*** Opening Text block ***
According to Brugger, materia apta provides this platform because it is the seat of what he calls the
“active potencies” that enable the substantial form to display its characteristic operations in the given
matter. On Brugger’s account, however, the zygotic epigenetic state is definitive of the materia apta for
humanness and so determines the “active potencies” for the behavior characteristic of human organisms.
14
By the same logic, suppressing the OAR product’s zygotic epigenetic state deprives it of the platform
for the active potencies of humanness—and so deprives it of its human status. If this suppression can be
made to coincide with the new entity’s coming into being through pre-transfer biochemical modification
of what will be its initial epigenetic state, then, by the same logic, it will never have been a human
organism at all. Since agere sequitur esse, Brugger reasons, the prevention of the materia apta for the
active expression of a human being’s characteristic operations is necessarily the prevention of the
genesis of any human being in the first place.
There are two main problems with Brugger’s argument here. (i) First, Brugger’s invocation of the
Aristotelian-Thomistic doctrine of materia apta misses the point. Schindler is not denying this doctrine,
but claiming that the fusion of the enucleated oocyte and the somatic cell nucleus itself already provides
a sufficient materia apta for the existence of a human being. Brugger fails to address the crucial
question, which is not whether or not OAR can modify the outcome of epigenetic reprogramming, but
whether or not such modification is by itself sufficient to rule out the creation of a new human embryo.
(ii) This brings me to the second problem with Brugger’s philosophical argument, which is that it comes
perilously close to overturning the Aristotelian-Thomistic priority of act over potency, especially when
Brugger faults Schindler for failing to understand that “it is precisely the character of the organic
material, which includes inter alia the material’s genetic imprinting, that determines the possibilities for
humanness.” 15 As far as I can tell—and it is difficult to tell because his argument is vague and tangled
here—Brugger seems to be confusing the active potencies, as nature-rooted powers, with the material
basis of their expression, and then taking the latter as quasi-constitutive for human identity. But if active
potencies flow from actualized natures, and not vice versa, then the absence/modification of the zygotic
epigenetic state is not by itself sufficient to dispose of the question Schindler has raised. It leaves
completely open the possibility that OAR creates embryos with developmental defects set to go off
already in the zygotic stage of their existence. And so we find ourselves back at square one.
4.
The scientific and philosophical battering rams that Brugger deploys to knock down Schindler’s doubts
against OAR leave them not only unbowed, but also unbloodied. Let me briefly explain why I do not
think that any possible arguments would be enough to dispel them.
Normal conception follows a certain logical-temporal sequence: first, the process of fertilization and the
concomitant coming-into-being of a new human individual, and then the initiation of the epigenetic
reprogramming process. 16 SCNT also follows this process, except that it substitutes the fusion of an
enucleated egg and a somatic cell nucleus for fertilization—which is why Schindler speaks of a “mock
fertilization” in this context. 17 Now, OAR, as a form of SCNT, also replicates this pattern. It differs
from normal SCNT in one respect only: it tries (prior to transfer) to get the epigenetic reprogramming
process to move towards a pluripotent stem cell-like epigenetic state. Is this enough to distinguish OAR
from cloning? Since, in the normal case, the zygotic epigenetic state logically presupposes the
fertilization event that constitutes a new human being as the suppositum of that state, the mere premature
forcing of transcription factors associated with the epigenetic state of pluripotent stem cells is not by
itself sufficient to ensure that OAR involves no “mock fertilization,” and so cannot guarantee an
affirmative answer to this question. In order to deliver a warranted Yes, OAR would have to change the
entire pattern of fusion—new entity—reprogramming, rather than just modifying the outcome of the last
element in the series.
*** Closing Text block ***
Activity A:
Answer these questions from the OAR passage:
(i) What Latin phrase does Brugger reason from?
(ii) According to Schindler, what already provides a sufficient materia apta for the existence of a human being?
(iii) In what one respect does OAR differ from normal SCNT?
Activity B:
Write out the part of the OAR passage between "According to Brugger, materia" and "of human organisms.", inclusive.
These data have no connection to the OAR passage.
*** Opening Source material ***
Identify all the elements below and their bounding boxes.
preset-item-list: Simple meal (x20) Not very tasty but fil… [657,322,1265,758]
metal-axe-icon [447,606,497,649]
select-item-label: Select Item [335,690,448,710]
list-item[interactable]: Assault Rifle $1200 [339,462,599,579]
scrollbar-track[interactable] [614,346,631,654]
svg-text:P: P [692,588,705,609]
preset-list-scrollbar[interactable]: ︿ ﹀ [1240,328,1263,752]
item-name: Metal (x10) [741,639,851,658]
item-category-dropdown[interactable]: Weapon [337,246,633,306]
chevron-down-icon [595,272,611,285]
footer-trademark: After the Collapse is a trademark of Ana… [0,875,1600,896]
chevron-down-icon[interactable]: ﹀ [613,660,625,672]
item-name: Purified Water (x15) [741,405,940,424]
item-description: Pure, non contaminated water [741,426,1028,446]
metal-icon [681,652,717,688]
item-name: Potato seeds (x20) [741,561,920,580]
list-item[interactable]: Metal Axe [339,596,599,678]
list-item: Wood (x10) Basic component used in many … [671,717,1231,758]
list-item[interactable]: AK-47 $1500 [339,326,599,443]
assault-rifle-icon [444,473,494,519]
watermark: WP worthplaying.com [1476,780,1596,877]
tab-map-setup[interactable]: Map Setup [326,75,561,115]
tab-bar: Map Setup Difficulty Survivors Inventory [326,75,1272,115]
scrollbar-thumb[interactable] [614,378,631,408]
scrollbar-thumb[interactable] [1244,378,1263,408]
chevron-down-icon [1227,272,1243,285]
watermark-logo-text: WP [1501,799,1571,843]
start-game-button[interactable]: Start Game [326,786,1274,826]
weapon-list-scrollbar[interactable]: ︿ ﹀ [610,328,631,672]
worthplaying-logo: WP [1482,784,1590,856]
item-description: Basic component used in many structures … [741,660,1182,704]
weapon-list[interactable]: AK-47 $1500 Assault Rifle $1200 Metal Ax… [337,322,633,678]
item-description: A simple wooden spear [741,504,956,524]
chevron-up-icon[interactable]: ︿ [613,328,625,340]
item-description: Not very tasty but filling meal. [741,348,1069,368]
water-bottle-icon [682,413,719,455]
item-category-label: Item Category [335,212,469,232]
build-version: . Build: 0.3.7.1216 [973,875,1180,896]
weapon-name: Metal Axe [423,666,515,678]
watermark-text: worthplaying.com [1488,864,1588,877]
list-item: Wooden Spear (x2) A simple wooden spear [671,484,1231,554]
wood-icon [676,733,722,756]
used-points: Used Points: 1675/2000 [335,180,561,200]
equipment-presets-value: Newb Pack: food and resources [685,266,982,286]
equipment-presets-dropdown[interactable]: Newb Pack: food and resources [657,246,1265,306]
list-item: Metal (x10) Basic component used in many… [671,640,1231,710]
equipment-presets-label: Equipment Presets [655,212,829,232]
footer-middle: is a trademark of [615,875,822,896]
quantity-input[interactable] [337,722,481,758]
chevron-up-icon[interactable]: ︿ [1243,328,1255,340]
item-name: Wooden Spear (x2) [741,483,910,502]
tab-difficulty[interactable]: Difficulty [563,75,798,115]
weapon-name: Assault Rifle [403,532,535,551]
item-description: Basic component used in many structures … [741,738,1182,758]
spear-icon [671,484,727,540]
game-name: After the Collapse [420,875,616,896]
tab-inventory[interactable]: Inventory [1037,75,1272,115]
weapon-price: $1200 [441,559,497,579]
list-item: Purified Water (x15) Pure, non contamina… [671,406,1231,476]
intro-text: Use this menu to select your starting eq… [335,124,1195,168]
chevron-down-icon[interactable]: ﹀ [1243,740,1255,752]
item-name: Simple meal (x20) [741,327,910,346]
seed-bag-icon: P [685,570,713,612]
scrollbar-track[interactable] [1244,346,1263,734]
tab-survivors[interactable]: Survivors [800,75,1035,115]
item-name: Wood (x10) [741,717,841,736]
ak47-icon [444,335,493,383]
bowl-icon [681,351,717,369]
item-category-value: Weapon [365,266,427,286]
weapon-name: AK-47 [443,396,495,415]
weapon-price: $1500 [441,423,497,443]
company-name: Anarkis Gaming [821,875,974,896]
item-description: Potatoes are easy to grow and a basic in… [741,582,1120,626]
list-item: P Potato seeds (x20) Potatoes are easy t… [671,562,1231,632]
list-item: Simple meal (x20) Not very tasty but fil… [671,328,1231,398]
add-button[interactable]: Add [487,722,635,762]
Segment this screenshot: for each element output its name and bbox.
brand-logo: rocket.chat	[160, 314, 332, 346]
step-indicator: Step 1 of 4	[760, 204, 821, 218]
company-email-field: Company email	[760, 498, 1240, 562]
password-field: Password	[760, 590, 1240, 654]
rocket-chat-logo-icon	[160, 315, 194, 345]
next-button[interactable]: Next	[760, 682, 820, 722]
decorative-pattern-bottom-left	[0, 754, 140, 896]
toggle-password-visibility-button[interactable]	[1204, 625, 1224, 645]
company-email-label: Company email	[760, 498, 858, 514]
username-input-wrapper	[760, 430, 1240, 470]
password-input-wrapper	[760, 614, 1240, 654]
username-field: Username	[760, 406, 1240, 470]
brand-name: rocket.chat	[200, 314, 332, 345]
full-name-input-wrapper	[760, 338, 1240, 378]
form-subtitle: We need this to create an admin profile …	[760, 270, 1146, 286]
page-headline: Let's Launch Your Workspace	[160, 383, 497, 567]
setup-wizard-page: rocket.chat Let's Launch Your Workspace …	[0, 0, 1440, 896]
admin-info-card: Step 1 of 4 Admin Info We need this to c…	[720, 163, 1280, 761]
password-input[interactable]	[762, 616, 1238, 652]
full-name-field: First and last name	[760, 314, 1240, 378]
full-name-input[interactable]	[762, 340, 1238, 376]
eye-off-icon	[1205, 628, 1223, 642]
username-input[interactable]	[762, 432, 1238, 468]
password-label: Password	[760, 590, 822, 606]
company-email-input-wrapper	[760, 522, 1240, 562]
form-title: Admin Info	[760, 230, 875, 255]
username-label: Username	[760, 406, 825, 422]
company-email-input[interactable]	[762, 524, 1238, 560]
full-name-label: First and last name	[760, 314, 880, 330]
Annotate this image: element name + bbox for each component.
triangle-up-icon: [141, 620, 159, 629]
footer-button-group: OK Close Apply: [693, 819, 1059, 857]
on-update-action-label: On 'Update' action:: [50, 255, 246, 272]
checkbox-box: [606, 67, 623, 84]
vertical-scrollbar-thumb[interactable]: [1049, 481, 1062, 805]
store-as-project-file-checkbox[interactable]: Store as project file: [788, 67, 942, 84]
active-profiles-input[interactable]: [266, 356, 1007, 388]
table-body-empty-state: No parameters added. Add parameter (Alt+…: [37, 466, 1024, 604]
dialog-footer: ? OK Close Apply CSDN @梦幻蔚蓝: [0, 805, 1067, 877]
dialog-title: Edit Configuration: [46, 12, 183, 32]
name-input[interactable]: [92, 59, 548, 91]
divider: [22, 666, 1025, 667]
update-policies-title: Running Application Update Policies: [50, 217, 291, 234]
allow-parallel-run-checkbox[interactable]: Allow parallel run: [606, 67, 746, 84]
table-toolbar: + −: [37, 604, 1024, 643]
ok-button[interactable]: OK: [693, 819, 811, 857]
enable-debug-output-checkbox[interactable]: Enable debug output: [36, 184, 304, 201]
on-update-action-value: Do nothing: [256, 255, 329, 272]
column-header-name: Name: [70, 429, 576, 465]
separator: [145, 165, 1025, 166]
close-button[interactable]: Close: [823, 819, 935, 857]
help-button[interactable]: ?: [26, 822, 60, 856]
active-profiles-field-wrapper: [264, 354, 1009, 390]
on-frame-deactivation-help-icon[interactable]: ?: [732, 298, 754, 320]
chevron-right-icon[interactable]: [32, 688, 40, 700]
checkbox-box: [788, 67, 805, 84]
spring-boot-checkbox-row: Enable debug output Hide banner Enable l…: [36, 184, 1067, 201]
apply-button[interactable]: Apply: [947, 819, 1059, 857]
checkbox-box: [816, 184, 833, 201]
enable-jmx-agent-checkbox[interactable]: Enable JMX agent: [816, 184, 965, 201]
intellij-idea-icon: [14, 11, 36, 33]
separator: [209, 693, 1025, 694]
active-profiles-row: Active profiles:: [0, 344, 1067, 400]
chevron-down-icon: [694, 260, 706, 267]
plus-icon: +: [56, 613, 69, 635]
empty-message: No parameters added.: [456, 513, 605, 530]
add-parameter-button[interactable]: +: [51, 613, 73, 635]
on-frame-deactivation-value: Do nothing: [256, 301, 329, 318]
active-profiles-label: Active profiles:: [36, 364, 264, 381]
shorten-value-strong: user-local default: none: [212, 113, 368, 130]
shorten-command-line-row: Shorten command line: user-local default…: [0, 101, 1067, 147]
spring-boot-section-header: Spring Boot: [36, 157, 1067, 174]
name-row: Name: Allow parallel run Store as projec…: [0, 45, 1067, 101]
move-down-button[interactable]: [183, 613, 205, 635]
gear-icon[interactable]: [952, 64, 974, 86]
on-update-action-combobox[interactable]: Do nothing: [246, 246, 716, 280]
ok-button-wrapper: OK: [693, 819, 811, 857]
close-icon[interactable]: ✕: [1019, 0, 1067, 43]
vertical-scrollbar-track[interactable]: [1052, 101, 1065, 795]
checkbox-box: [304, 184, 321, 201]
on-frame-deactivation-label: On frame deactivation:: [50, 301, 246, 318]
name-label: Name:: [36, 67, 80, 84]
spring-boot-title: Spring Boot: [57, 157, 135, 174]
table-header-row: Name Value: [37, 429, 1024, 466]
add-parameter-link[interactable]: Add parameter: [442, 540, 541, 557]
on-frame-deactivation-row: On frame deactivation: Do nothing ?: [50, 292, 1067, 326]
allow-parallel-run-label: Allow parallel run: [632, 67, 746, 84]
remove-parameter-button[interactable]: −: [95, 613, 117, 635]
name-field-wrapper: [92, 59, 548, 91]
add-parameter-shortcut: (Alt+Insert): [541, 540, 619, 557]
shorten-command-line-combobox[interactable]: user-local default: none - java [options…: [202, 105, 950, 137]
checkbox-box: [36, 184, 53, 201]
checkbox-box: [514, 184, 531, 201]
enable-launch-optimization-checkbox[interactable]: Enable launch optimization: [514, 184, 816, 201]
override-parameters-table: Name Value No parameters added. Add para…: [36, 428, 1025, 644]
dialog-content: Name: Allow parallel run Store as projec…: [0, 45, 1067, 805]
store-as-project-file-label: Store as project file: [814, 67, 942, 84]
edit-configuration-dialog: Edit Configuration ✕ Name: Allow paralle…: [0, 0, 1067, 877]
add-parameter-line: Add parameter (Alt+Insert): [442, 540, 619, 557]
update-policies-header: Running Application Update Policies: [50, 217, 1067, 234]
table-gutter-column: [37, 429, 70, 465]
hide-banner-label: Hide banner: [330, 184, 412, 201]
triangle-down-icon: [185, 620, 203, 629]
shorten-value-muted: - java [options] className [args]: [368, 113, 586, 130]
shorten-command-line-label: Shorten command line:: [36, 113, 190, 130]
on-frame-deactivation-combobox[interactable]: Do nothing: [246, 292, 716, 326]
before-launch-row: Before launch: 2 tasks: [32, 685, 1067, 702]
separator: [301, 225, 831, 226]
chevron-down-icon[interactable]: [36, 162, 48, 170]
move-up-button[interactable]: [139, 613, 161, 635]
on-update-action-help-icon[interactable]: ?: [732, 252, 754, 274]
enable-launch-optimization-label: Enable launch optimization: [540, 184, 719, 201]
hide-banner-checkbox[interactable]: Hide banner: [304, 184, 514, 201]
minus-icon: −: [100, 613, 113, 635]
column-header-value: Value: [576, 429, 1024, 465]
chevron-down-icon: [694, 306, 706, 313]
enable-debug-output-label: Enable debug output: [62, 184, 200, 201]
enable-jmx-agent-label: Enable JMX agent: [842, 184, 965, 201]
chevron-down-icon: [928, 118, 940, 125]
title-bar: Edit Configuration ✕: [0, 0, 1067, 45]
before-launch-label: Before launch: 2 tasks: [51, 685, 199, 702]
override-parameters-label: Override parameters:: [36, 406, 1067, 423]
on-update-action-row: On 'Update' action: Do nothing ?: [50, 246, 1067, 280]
*** Closing Source material ***
Worked solution A:
(i) Agere sequitur esse.
(ii) The fusion of the enucleated oocyte and the somatic cell nucleus.
(iii) Prior to transfer, it tries to get the epigenetic reprogramming process to move towards a pluripotent stem cell-like epigenetic state.

Worked solution B:
According to Brugger, materia apta provides this platform because it is the seat of what he calls the
“active potencies” that enable the substantial form to display its characteristic operations in the given
matter. On Brugger’s account, however, the zygotic epigenetic state is definitive of the materia apta for
humanness and so determines the “active potencies” for the behavior characteristic of human organisms.